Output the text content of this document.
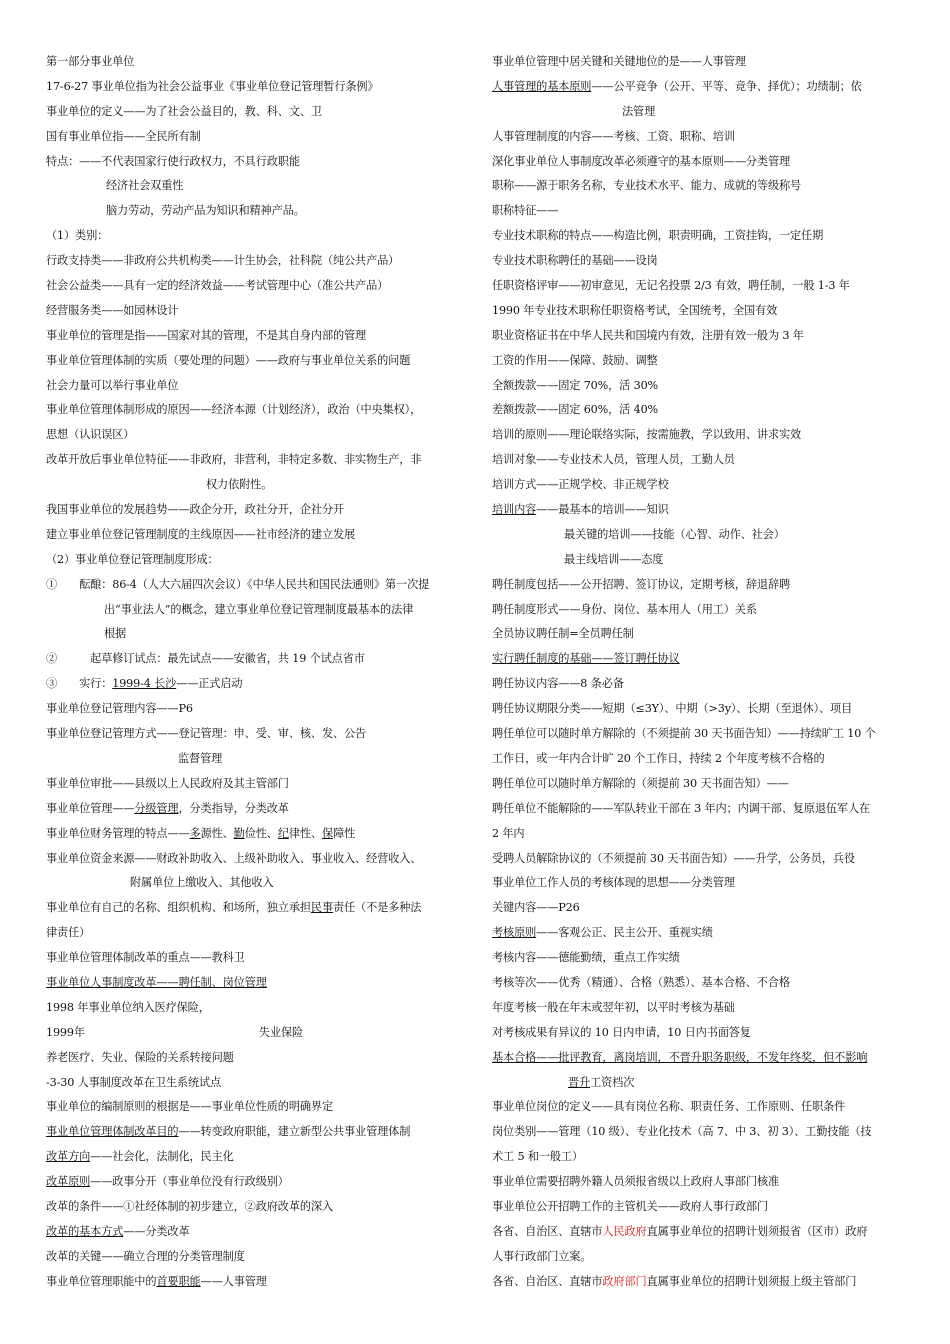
第一部分事业单位
17-6-27 事业单位指为社会公益事业《事业单位登记管理暂行条例》
事业单位的定义——为了社会公益目的，教、科、文、卫
国有事业单位指——全民所有制
特点：——不代表国家行使行政权力，不具行政职能
经济社会双重性
脑力劳动，劳动产品为知识和精神产品。
（1）类别：
行政支持类——非政府公共机构类——计生协会，社科院（纯公共产品）
社会公益类——具有一定的经济效益——考试管理中心（准公共产品）
经营服务类——如园林设计
事业单位的管理是指——国家对其的管理，不是其自身内部的管理
事业单位管理体制的实质（要处理的问题）——政府与事业单位关系的问题
社会力量可以举行事业单位
事业单位管理体制形成的原因——经济本源（计划经济），政治（中央集权），
思想（认识误区）
改革开放后事业单位特征——非政府，非营利，非特定多数、非实物生产，非
权力依附性。
我国事业单位的发展趋势——政企分开，政社分开，企社分开
建立事业单位登记管理制度的主线原因——社市经济的建立发展
（2）事业单位登记管理制度形成：
①　　酝酿：86-4（人大六届四次会议）《中华人民共和国民法通则》第一次提
出“事业法人”的概念，建立事业单位登记管理制度最基本的法律
根据
②　　　起草修订试点：最先试点——安徽省，共 19 个试点省市
③　　实行：1999-4 长沙——正式启动
事业单位登记管理内容——P6
事业单位登记管理方式——登记管理：申、受、审、核、发、公告
监督管理
事业单位审批——县级以上人民政府及其主管部门
事业单位管理——分级管理，分类指导，分类改革
事业单位财务管理的特点——多源性、勤俭性、纪律性、保障性
事业单位资金来源——财政补助收入、上级补助收入、事业收入、经营收入、
附属单位上缴收入、其他收入
事业单位有自己的名称、组织机构、和场所，独立承担民事责任（不是多种法
律责任）
事业单位管理体制改革的重点——教科卫
事业单位人事制度改革——聘任制、岗位管理
1998 年事业单位纳入医疗保险，
1999年	失业保险
养老医疗、失业、保险的关系转接问题
-3-30 人事制度改革在卫生系统试点
事业单位的编制原则的根据是——事业单位性质的明确界定
事业单位管理体制改革目的——转变政府职能，建立新型公共事业管理体制
改革方向——社会化，法制化，民主化
改革原则——政事分开（事业单位没有行政级别）
改革的条件——①社经体制的初步建立，②政府改革的深入
改革的基本方式——分类改革
改革的关键——确立合理的分类管理制度
事业单位管理职能中的首要职能——人事管理
事业单位管理中居关键和关键地位的是——人事管理
人事管理的基本原则——公平竞争（公开、平等、竞争、择优）；功绩制；依
法管理
人事管理制度的内容——考核、工资、职称、培训
深化事业单位人事制度改革必须遵守的基本原则——分类管理
职称——源于职务名称，专业技术水平、能力、成就的等级称号
职称特征——
专业技术职称的特点——构造比例，职责明确，工资挂钩，一定任期
专业技术职称聘任的基础——设岗
任职资格评审——初审意见，无记名投票 2/3 有效，聘任制，一般 1-3 年
1990 年专业技术职称任职资格考试，全国统考，全国有效
职业资格证书在中华人民共和国境内有效，注册有效一般为 3 年
工资的作用——保障、鼓励、调整
全额拨款——固定 70%，活 30%
差额拨款——固定 60%，活 40%
培训的原则——理论联络实际，按需施教，学以致用、讲求实效
培训对象——专业技术人员，管理人员，工勤人员
培训方式——正规学校、非正规学校
培训内容——最基本的培训——知识
最关键的培训——技能（心智、动作、社会）
最主线培训——态度
聘任制度包括——公开招聘、签订协议，定期考核，辞退辞聘
聘任制度形式——身份、岗位、基本用人（用工）关系
全员协议聘任制=全员聘任制
实行聘任制度的基础——签订聘任协议
聘任协议内容——8 条必备
聘任协议期限分类——短期（≤3Y）、中期（>3y）、长期（至退休）、项目
聘任单位可以随时单方解除的（不须提前 30 天书面告知）——持续旷工 10 个
工作日，或一年内合计旷 20 个工作日，持续 2 个年度考核不合格的
聘任单位可以随时单方解除的（须提前 30 天书面告知）——
聘任单位不能解除的——军队转业干部在 3 年内；内调干部、复原退伍军人在
2 年内
受聘人员解除协议的（不须提前 30 天书面告知）——升学，公务员，兵役
事业单位工作人员的考核体现的思想——分类管理
关键内容——P26
考核原则——客观公正、民主公开、重视实绩
考核内容——德能勤绩，重点工作实绩
考核等次——优秀（精通）、合格（熟悉）、基本合格、不合格
年度考核一般在年末或翌年初，以平时考核为基础
对考核成果有异议的 10 日内申请，10 日内书面答复
基本合格——批评教育，离岗培训，不晋升职务职级，不发年终奖，但不影响
晋升工资档次
事业单位岗位的定义——具有岗位名称、职责任务、工作原则、任职条件
岗位类别——管理（10 级）、专业化技术（高 7、中 3、初 3）、工勤技能（技
术工 5 和一般工）
事业单位需要招聘外籍人员须报省级以上政府人事部门核准
事业单位公开招聘工作的主管机关——政府人事行政部门
各省、自治区、直辖市人民政府直属事业单位的招聘计划须报省（区市）政府
人事行政部门立案。
各省、自治区、直辖市政府部门直属事业单位的招聘计划须报上级主管部门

▸ TASK GOAL
Output an exact copy of the material, with the pictures removed.

▸ RESULT OF THIS TASK
Output the text content of this document.
第一部分事业单位
17-6-27 事业单位指为社会公益事业《事业单位登记管理暂行条例》
事业单位的定义——为了社会公益目的，教、科、文、卫
国有事业单位指——全民所有制
特点：——不代表国家行使行政权力，不具行政职能
经济社会双重性
脑力劳动，劳动产品为知识和精神产品。
（1）类别：
行政支持类——非政府公共机构类——计生协会，社科院（纯公共产品）
社会公益类——具有一定的经济效益——考试管理中心（准公共产品）
经营服务类——如园林设计
事业单位的管理是指——国家对其的管理，不是其自身内部的管理
事业单位管理体制的实质（要处理的问题）——政府与事业单位关系的问题
社会力量可以举行事业单位
事业单位管理体制形成的原因——经济本源（计划经济），政治（中央集权），
思想（认识误区）
改革开放后事业单位特征——非政府，非营利，非特定多数、非实物生产，非
权力依附性。
我国事业单位的发展趋势——政企分开，政社分开，企社分开
建立事业单位登记管理制度的主线原因——社市经济的建立发展
（2）事业单位登记管理制度形成：
①　　酝酿：86-4（人大六届四次会议）《中华人民共和国民法通则》第一次提
出“事业法人”的概念，建立事业单位登记管理制度最基本的法律
根据
②　　　起草修订试点：最先试点——安徽省，共 19 个试点省市
③　　实行：1999-4 长沙——正式启动
事业单位登记管理内容——P6
事业单位登记管理方式——登记管理：申、受、审、核、发、公告
监督管理
事业单位审批——县级以上人民政府及其主管部门
事业单位管理——分级管理，分类指导，分类改革
事业单位财务管理的特点——多源性、勤俭性、纪律性、保障性
事业单位资金来源——财政补助收入、上级补助收入、事业收入、经营收入、
附属单位上缴收入、其他收入
事业单位有自己的名称、组织机构、和场所，独立承担民事责任（不是多种法
律责任）
事业单位管理体制改革的重点——教科卫
事业单位人事制度改革——聘任制、岗位管理
1998 年事业单位纳入医疗保险，
1999年	失业保险
养老医疗、失业、保险的关系转接问题
-3-30 人事制度改革在卫生系统试点
事业单位的编制原则的根据是——事业单位性质的明确界定
事业单位管理体制改革目的——转变政府职能，建立新型公共事业管理体制
改革方向——社会化，法制化，民主化
改革原则——政事分开（事业单位没有行政级别）
改革的条件——①社经体制的初步建立，②政府改革的深入
改革的基本方式——分类改革
改革的关键——确立合理的分类管理制度
事业单位管理职能中的首要职能——人事管理
事业单位管理中居关键和关键地位的是——人事管理
人事管理的基本原则——公平竞争（公开、平等、竞争、择优）；功绩制；依
法管理
人事管理制度的内容——考核、工资、职称、培训
深化事业单位人事制度改革必须遵守的基本原则——分类管理
职称——源于职务名称，专业技术水平、能力、成就的等级称号
职称特征——
专业技术职称的特点——构造比例，职责明确，工资挂钩，一定任期
专业技术职称聘任的基础——设岗
任职资格评审——初审意见，无记名投票 2/3 有效，聘任制，一般 1-3 年
1990 年专业技术职称任职资格考试，全国统考，全国有效
职业资格证书在中华人民共和国境内有效，注册有效一般为 3 年
工资的作用——保障、鼓励、调整
全额拨款——固定 70%，活 30%
差额拨款——固定 60%，活 40%
培训的原则——理论联络实际，按需施教，学以致用、讲求实效
培训对象——专业技术人员，管理人员，工勤人员
培训方式——正规学校、非正规学校
培训内容——最基本的培训——知识
最关键的培训——技能（心智、动作、社会）
最主线培训——态度
聘任制度包括——公开招聘、签订协议，定期考核，辞退辞聘
聘任制度形式——身份、岗位、基本用人（用工）关系
全员协议聘任制=全员聘任制
实行聘任制度的基础——签订聘任协议
聘任协议内容——8 条必备
聘任协议期限分类——短期（≤3Y）、中期（>3y）、长期（至退休）、项目
聘任单位可以随时单方解除的（不须提前 30 天书面告知）——持续旷工 10 个
工作日，或一年内合计旷 20 个工作日，持续 2 个年度考核不合格的
聘任单位可以随时单方解除的（须提前 30 天书面告知）——
聘任单位不能解除的——军队转业干部在 3 年内；内调干部、复原退伍军人在
2 年内
受聘人员解除协议的（不须提前 30 天书面告知）——升学，公务员，兵役
事业单位工作人员的考核体现的思想——分类管理
关键内容——P26
考核原则——客观公正、民主公开、重视实绩
考核内容——德能勤绩，重点工作实绩
考核等次——优秀（精通）、合格（熟悉）、基本合格、不合格
年度考核一般在年末或翌年初，以平时考核为基础
对考核成果有异议的 10 日内申请，10 日内书面答复
基本合格——批评教育，离岗培训，不晋升职务职级，不发年终奖，但不影响
晋升工资档次
事业单位岗位的定义——具有岗位名称、职责任务、工作原则、任职条件
岗位类别——管理（10 级）、专业化技术（高 7、中 3、初 3）、工勤技能（技
术工 5 和一般工）
事业单位需要招聘外籍人员须报省级以上政府人事部门核准
事业单位公开招聘工作的主管机关——政府人事行政部门
各省、自治区、直辖市人民政府直属事业单位的招聘计划须报省（区市）政府
人事行政部门立案。
各省、自治区、直辖市政府部门直属事业单位的招聘计划须报上级主管部门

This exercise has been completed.